◆ Directive ◆
Please return the full listing below without altering anything.

----- Supplied entries

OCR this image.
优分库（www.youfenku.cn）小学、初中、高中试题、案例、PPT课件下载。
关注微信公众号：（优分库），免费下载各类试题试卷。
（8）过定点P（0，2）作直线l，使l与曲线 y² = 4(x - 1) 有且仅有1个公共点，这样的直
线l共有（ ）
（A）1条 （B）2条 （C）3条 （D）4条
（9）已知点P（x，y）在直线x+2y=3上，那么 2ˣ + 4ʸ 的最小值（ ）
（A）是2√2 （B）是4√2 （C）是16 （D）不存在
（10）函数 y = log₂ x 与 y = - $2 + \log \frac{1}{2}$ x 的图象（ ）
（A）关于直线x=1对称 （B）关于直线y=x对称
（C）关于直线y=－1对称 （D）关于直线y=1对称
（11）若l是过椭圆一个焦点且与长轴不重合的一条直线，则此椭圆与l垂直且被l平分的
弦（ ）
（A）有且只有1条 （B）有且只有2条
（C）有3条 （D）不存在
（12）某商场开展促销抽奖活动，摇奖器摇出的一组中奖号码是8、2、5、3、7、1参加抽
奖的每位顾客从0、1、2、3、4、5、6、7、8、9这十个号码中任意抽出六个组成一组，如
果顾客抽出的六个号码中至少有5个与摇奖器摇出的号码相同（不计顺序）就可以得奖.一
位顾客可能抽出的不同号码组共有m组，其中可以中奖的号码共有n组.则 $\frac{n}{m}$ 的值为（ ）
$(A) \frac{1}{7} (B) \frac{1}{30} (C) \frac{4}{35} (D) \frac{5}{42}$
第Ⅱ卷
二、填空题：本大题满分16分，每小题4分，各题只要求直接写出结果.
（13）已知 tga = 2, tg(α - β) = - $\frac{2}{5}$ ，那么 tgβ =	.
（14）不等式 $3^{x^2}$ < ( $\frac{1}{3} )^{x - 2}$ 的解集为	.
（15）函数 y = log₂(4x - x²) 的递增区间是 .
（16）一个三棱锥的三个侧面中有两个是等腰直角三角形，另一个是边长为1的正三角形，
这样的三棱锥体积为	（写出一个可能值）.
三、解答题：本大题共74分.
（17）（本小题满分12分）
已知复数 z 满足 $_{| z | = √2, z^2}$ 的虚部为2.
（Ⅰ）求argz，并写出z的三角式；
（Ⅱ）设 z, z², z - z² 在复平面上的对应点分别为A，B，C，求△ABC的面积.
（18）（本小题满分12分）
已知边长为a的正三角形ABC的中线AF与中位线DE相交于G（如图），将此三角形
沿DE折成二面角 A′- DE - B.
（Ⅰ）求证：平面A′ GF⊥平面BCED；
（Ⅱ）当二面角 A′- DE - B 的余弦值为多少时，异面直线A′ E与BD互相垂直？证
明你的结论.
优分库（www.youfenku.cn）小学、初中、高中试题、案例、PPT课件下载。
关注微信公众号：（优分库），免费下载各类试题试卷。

----------

◆ Result ◆
OCR this image.
优分库（www.youfenku.cn）小学、初中、高中试题、案例、PPT课件下载。
关注微信公众号：（优分库），免费下载各类试题试卷。
（8）过定点P（0，2）作直线l，使l与曲线 y² = 4(x - 1) 有且仅有1个公共点，这样的直
线l共有（ ）
（A）1条 （B）2条 （C）3条 （D）4条
（9）已知点P（x，y）在直线x+2y=3上，那么 2ˣ + 4ʸ 的最小值（ ）
（A）是2√2 （B）是4√2 （C）是16 （D）不存在
（10）函数 y = log₂ x 与 y = - $2 + \log \frac{1}{2}$ x 的图象（ ）
（A）关于直线x=1对称 （B）关于直线y=x对称
（C）关于直线y=－1对称 （D）关于直线y=1对称
（11）若l是过椭圆一个焦点且与长轴不重合的一条直线，则此椭圆与l垂直且被l平分的
弦（ ）
（A）有且只有1条 （B）有且只有2条
（C）有3条 （D）不存在
（12）某商场开展促销抽奖活动，摇奖器摇出的一组中奖号码是8、2、5、3、7、1参加抽
奖的每位顾客从0、1、2、3、4、5、6、7、8、9这十个号码中任意抽出六个组成一组，如
果顾客抽出的六个号码中至少有5个与摇奖器摇出的号码相同（不计顺序）就可以得奖.一
位顾客可能抽出的不同号码组共有m组，其中可以中奖的号码共有n组.则 $\frac{n}{m}$ 的值为（ ）
$(A) \frac{1}{7} (B) \frac{1}{30} (C) \frac{4}{35} (D) \frac{5}{42}$
第Ⅱ卷
二、填空题：本大题满分16分，每小题4分，各题只要求直接写出结果.
（13）已知 tga = 2, tg(α - β) = - $\frac{2}{5}$ ，那么 tgβ =	.
（14）不等式 $3^{x^2}$ < ( $\frac{1}{3} )^{x - 2}$ 的解集为	.
（15）函数 y = log₂(4x - x²) 的递增区间是 .
（16）一个三棱锥的三个侧面中有两个是等腰直角三角形，另一个是边长为1的正三角形，
这样的三棱锥体积为	（写出一个可能值）.
三、解答题：本大题共74分.
（17）（本小题满分12分）
已知复数 z 满足 $_{| z | = √2, z^2}$ 的虚部为2.
（Ⅰ）求argz，并写出z的三角式；
（Ⅱ）设 z, z², z - z² 在复平面上的对应点分别为A，B，C，求△ABC的面积.
（18）（本小题满分12分）
已知边长为a的正三角形ABC的中线AF与中位线DE相交于G（如图），将此三角形
沿DE折成二面角 A′- DE - B.
（Ⅰ）求证：平面A′ GF⊥平面BCED；
（Ⅱ）当二面角 A′- DE - B 的余弦值为多少时，异面直线A′ E与BD互相垂直？证
明你的结论.
优分库（www.youfenku.cn）小学、初中、高中试题、案例、PPT课件下载。
关注微信公众号：（优分库），免费下载各类试题试卷。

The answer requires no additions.